What needs to be done
All records should be reproduced verbatim.

Recorded data
[Start]

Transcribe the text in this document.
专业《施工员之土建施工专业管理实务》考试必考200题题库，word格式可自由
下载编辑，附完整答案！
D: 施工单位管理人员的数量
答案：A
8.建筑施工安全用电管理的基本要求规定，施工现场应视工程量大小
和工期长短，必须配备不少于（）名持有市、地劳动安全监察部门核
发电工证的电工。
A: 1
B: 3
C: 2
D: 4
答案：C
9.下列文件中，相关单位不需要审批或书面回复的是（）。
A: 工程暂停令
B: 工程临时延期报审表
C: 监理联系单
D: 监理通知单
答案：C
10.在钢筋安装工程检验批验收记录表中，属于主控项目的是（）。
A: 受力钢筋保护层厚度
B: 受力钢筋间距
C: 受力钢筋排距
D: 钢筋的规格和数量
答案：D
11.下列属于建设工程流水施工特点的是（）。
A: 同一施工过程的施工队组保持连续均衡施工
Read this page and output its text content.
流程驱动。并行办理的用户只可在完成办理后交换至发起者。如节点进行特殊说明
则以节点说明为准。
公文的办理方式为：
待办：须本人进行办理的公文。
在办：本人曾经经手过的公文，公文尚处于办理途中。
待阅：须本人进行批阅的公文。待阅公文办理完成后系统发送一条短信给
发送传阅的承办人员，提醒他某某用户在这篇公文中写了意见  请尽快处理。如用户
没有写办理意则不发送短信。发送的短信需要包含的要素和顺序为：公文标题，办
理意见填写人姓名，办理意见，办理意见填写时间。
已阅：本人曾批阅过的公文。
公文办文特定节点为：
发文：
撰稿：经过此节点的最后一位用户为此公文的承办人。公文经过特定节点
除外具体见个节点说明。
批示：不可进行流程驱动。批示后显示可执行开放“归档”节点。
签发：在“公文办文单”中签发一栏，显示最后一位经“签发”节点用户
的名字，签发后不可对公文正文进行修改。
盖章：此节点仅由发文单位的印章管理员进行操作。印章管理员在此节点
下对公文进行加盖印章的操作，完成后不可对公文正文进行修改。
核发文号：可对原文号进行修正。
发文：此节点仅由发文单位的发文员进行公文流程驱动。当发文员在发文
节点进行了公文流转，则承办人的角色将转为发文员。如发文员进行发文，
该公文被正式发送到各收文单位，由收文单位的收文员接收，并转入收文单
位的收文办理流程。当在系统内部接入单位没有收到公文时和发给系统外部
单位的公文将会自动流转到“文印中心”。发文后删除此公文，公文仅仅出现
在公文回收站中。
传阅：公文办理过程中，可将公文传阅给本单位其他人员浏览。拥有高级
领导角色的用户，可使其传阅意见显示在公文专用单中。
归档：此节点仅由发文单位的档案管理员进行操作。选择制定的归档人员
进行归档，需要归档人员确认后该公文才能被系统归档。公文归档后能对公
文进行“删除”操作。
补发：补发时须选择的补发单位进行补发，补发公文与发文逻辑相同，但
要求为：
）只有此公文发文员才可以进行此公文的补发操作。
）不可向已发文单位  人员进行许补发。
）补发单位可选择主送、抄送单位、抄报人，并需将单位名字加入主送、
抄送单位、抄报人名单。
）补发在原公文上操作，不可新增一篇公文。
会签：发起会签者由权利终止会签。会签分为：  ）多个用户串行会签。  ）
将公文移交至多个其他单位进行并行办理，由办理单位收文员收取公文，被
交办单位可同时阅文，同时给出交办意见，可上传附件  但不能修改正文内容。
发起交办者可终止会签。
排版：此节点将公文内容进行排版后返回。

[End]

Reply to the exercise
Transcribe the text in this document.
专业《施工员之土建施工专业管理实务》考试必考200题题库，word格式可自由
下载编辑，附完整答案！
D: 施工单位管理人员的数量
答案：A
8.建筑施工安全用电管理的基本要求规定，施工现场应视工程量大小
和工期长短，必须配备不少于（）名持有市、地劳动安全监察部门核
发电工证的电工。
A: 1
B: 3
C: 2
D: 4
答案：C
9.下列文件中，相关单位不需要审批或书面回复的是（）。
A: 工程暂停令
B: 工程临时延期报审表
C: 监理联系单
D: 监理通知单
答案：C
10.在钢筋安装工程检验批验收记录表中，属于主控项目的是（）。
A: 受力钢筋保护层厚度
B: 受力钢筋间距
C: 受力钢筋排距
D: 钢筋的规格和数量
答案：D
11.下列属于建设工程流水施工特点的是（）。
A: 同一施工过程的施工队组保持连续均衡施工
Read this page and output its text content.
流程驱动。并行办理的用户只可在完成办理后交换至发起者。如节点进行特殊说明
则以节点说明为准。
公文的办理方式为：
待办：须本人进行办理的公文。
在办：本人曾经经手过的公文，公文尚处于办理途中。
待阅：须本人进行批阅的公文。待阅公文办理完成后系统发送一条短信给
发送传阅的承办人员，提醒他某某用户在这篇公文中写了意见  请尽快处理。如用户
没有写办理意则不发送短信。发送的短信需要包含的要素和顺序为：公文标题，办
理意见填写人姓名，办理意见，办理意见填写时间。
已阅：本人曾批阅过的公文。
公文办文特定节点为：
发文：
撰稿：经过此节点的最后一位用户为此公文的承办人。公文经过特定节点
除外具体见个节点说明。
批示：不可进行流程驱动。批示后显示可执行开放“归档”节点。
签发：在“公文办文单”中签发一栏，显示最后一位经“签发”节点用户
的名字，签发后不可对公文正文进行修改。
盖章：此节点仅由发文单位的印章管理员进行操作。印章管理员在此节点
下对公文进行加盖印章的操作，完成后不可对公文正文进行修改。
核发文号：可对原文号进行修正。
发文：此节点仅由发文单位的发文员进行公文流程驱动。当发文员在发文
节点进行了公文流转，则承办人的角色将转为发文员。如发文员进行发文，
该公文被正式发送到各收文单位，由收文单位的收文员接收，并转入收文单
位的收文办理流程。当在系统内部接入单位没有收到公文时和发给系统外部
单位的公文将会自动流转到“文印中心”。发文后删除此公文，公文仅仅出现
在公文回收站中。
传阅：公文办理过程中，可将公文传阅给本单位其他人员浏览。拥有高级
领导角色的用户，可使其传阅意见显示在公文专用单中。
归档：此节点仅由发文单位的档案管理员进行操作。选择制定的归档人员
进行归档，需要归档人员确认后该公文才能被系统归档。公文归档后能对公
文进行“删除”操作。
补发：补发时须选择的补发单位进行补发，补发公文与发文逻辑相同，但
要求为：
）只有此公文发文员才可以进行此公文的补发操作。
）不可向已发文单位  人员进行许补发。
）补发单位可选择主送、抄送单位、抄报人，并需将单位名字加入主送、
抄送单位、抄报人名单。
）补发在原公文上操作，不可新增一篇公文。
会签：发起会签者由权利终止会签。会签分为：  ）多个用户串行会签。  ）
将公文移交至多个其他单位进行并行办理，由办理单位收文员收取公文，被
交办单位可同时阅文，同时给出交办意见，可上传附件  但不能修改正文内容。
发起交办者可终止会签。
排版：此节点将公文内容进行排版后返回。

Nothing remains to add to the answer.